- _Material shown_:
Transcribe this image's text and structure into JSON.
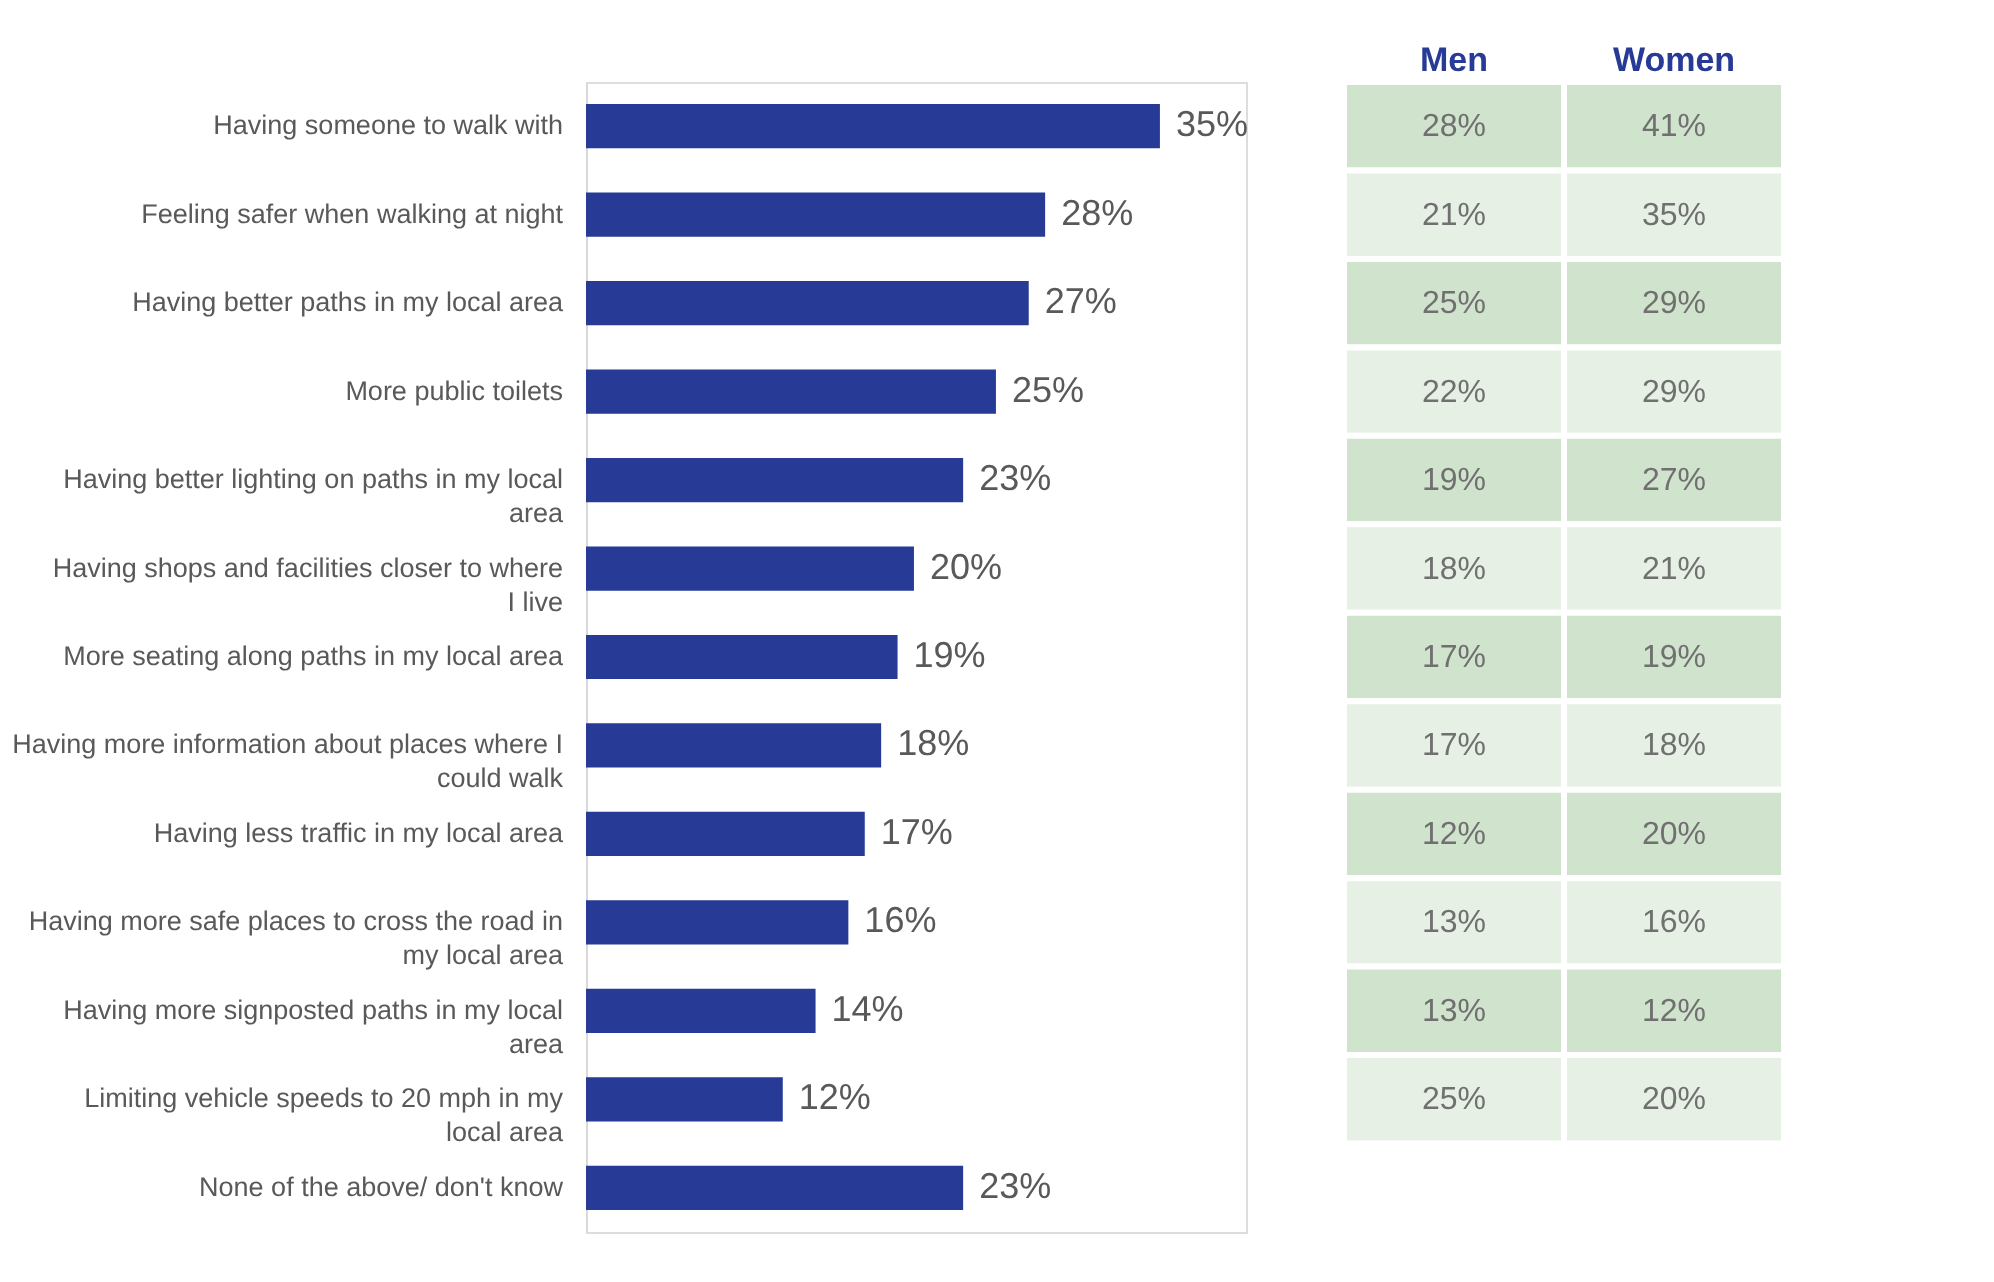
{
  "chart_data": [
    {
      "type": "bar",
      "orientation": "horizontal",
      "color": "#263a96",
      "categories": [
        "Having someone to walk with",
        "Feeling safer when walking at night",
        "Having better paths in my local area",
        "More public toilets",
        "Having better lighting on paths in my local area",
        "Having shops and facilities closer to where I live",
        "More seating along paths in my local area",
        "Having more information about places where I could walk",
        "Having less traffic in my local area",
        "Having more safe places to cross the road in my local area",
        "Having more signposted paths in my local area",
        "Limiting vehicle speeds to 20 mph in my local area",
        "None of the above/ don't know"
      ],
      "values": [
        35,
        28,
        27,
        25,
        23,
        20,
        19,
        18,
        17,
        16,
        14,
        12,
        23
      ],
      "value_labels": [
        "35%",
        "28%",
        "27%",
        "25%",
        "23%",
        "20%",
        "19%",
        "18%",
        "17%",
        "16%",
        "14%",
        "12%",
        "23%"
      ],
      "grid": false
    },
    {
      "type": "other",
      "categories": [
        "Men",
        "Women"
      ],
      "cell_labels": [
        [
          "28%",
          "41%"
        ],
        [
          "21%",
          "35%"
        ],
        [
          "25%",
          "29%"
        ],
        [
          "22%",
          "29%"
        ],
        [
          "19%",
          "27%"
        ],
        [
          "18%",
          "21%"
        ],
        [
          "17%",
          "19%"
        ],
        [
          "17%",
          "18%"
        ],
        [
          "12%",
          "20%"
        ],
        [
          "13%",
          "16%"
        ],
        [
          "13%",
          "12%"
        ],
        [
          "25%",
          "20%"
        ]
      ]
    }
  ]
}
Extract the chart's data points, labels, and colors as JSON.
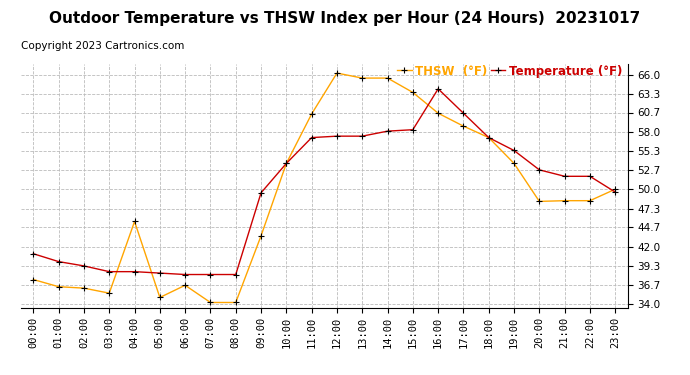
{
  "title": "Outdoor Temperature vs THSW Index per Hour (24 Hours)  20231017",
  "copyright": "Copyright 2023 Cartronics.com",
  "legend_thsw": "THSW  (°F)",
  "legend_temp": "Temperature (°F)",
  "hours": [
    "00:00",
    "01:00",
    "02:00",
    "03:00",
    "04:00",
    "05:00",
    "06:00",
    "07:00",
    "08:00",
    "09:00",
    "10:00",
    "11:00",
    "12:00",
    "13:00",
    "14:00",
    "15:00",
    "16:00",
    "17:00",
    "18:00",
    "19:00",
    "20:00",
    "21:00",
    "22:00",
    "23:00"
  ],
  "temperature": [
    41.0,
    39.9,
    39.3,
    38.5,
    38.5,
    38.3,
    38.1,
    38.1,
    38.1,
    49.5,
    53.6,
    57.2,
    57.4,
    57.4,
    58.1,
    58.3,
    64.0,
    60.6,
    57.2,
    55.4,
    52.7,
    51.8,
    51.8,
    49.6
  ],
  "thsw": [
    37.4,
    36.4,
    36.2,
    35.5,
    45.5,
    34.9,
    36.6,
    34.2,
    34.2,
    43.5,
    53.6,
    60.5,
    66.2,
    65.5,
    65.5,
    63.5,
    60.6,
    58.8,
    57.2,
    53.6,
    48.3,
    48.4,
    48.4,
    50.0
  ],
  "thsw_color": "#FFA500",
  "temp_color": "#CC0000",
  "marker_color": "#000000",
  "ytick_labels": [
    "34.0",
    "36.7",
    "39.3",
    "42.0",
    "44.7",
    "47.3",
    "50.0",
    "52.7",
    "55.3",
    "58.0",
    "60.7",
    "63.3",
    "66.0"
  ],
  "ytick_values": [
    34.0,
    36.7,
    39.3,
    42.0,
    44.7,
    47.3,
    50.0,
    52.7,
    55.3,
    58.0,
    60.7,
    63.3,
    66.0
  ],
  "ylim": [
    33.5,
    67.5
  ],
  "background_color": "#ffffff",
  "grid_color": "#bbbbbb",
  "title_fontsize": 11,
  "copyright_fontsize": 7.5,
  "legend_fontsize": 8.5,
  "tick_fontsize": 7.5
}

- _The exercise_: In the records above, locate the lines holding the word "local". Copy each of them.

- _Solution to this problem_:
        "Having better paths in my local area",
        "Having better lighting on paths in my local area",
        "More seating along paths in my local area",
        "Having less traffic in my local area",
        "Having more safe places to cross the road in my local area",
        "Having more signposted paths in my local area",
        "Limiting vehicle speeds to 20 mph in my local area",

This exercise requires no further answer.